--- BEGIN Extracted records ---
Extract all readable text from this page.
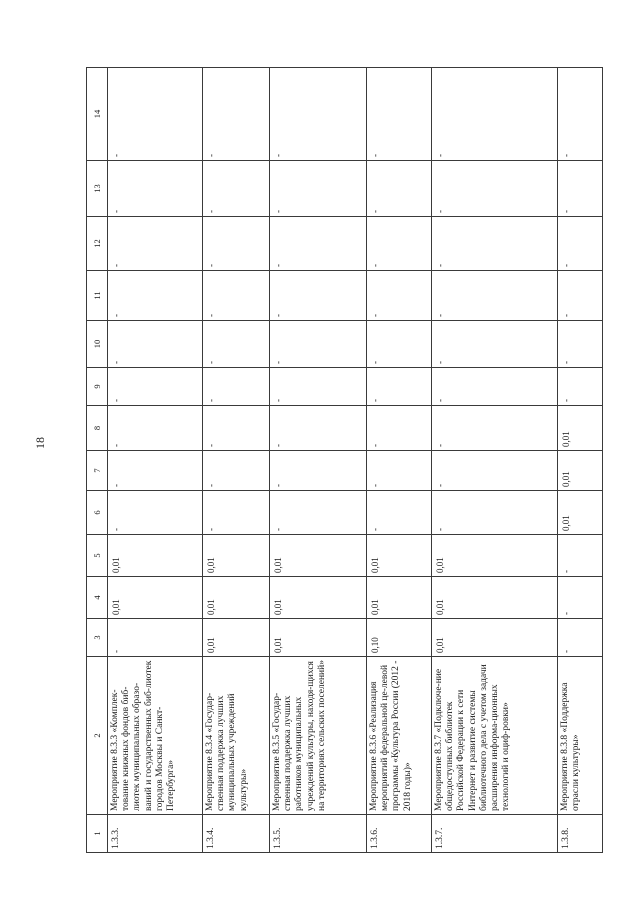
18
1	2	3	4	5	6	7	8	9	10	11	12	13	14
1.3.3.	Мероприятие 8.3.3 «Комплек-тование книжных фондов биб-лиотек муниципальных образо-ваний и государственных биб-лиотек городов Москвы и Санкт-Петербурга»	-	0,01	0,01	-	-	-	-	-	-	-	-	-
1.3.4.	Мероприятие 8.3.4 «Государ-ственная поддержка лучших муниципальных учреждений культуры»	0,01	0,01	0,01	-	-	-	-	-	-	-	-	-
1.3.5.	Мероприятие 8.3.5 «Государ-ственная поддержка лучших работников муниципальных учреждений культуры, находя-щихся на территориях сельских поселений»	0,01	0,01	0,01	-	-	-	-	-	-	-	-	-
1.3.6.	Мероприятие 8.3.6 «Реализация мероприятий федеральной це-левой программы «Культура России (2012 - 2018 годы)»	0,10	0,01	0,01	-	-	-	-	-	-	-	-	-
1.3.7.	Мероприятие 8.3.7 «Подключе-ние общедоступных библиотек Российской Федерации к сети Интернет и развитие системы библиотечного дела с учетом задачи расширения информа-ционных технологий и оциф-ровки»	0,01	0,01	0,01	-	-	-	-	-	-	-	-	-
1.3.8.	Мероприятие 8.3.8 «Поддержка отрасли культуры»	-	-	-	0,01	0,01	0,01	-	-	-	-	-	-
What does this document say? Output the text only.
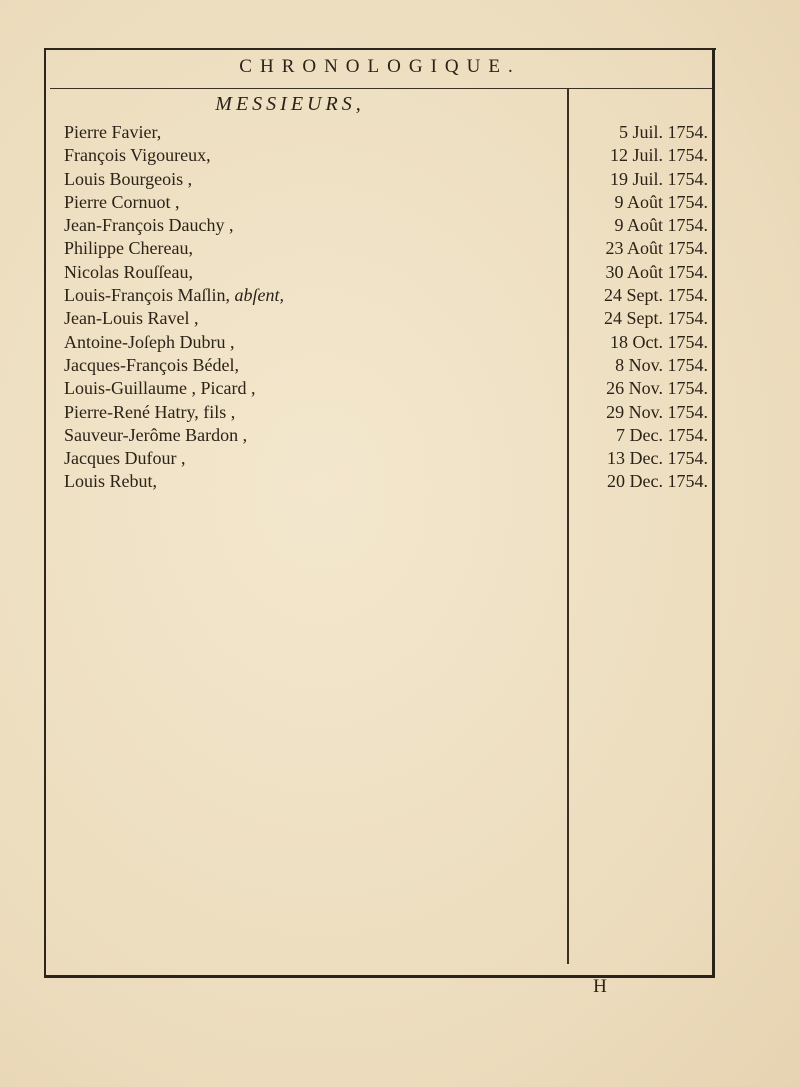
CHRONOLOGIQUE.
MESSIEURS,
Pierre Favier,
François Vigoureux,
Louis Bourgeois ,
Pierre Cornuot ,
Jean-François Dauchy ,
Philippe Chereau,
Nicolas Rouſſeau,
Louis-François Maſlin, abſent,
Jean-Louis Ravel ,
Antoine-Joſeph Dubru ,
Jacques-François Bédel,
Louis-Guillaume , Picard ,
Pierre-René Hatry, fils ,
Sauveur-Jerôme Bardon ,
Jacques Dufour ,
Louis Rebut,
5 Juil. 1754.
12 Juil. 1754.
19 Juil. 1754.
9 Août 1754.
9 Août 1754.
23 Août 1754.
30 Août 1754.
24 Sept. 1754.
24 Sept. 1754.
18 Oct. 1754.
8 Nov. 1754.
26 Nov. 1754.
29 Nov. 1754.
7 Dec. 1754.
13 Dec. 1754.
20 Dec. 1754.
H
--- END Extracted records ---
--- BEGIN Extracted records ---
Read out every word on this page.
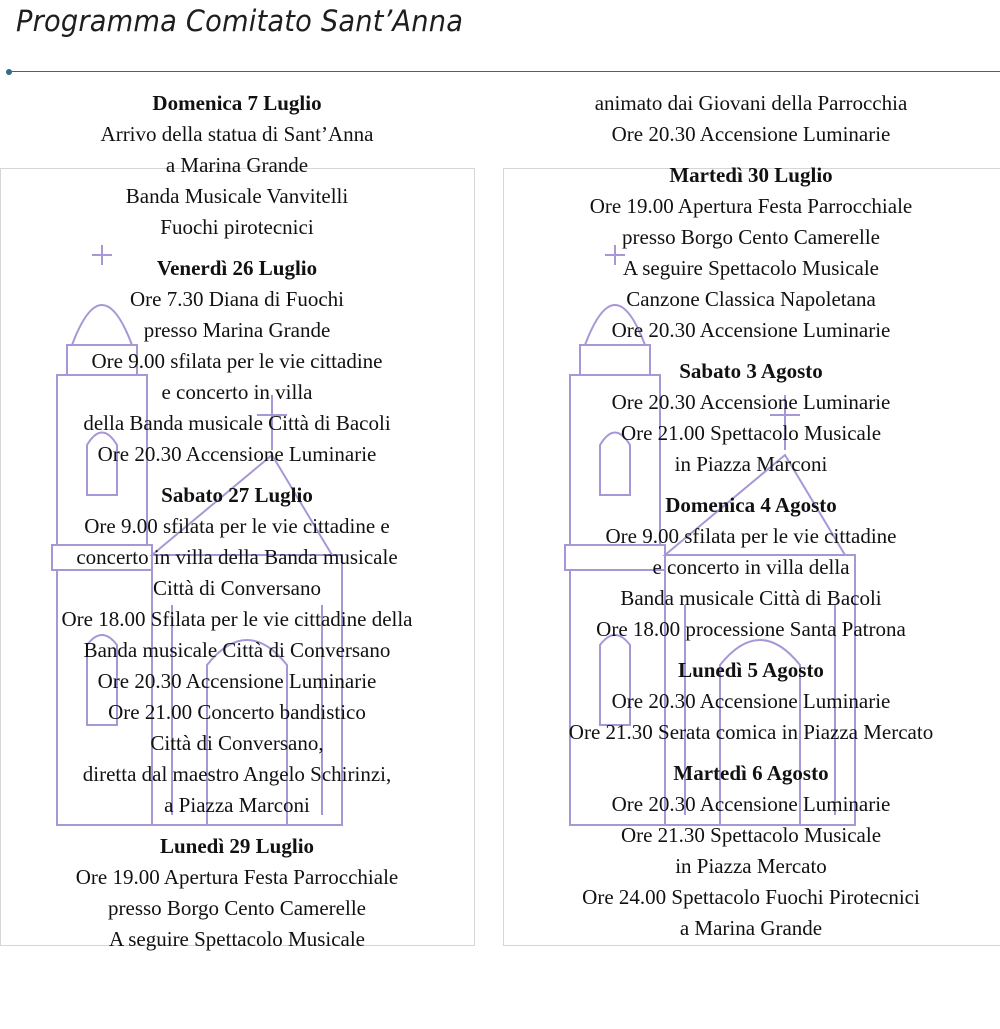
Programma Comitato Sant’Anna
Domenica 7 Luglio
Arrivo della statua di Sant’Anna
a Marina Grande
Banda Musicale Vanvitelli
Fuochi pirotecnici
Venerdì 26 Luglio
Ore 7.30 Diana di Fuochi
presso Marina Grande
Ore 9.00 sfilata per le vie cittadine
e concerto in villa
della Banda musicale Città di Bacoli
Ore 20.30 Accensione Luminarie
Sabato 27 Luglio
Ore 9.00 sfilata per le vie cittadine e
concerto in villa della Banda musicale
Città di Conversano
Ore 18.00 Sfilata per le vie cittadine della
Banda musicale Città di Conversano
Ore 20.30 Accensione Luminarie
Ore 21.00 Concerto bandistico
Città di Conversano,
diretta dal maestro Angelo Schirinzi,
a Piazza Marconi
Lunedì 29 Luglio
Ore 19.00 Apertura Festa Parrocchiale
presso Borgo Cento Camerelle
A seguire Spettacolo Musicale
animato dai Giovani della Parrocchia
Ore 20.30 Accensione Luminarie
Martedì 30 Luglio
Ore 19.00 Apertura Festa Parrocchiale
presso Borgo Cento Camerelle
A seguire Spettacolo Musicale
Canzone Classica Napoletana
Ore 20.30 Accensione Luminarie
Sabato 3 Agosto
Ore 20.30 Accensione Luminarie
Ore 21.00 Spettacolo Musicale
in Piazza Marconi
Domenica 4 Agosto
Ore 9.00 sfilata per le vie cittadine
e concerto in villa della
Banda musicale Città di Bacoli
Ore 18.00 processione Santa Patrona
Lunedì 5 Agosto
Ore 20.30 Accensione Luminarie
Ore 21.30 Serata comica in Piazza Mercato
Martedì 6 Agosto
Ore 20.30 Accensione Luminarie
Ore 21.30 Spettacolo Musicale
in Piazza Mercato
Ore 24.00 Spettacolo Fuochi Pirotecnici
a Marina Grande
--- END Extracted records ---
Extract all lines that hold the word "Mercato".

**Solved problem**
Ore 21.30 Serata comica in Piazza Mercato
in Piazza Mercato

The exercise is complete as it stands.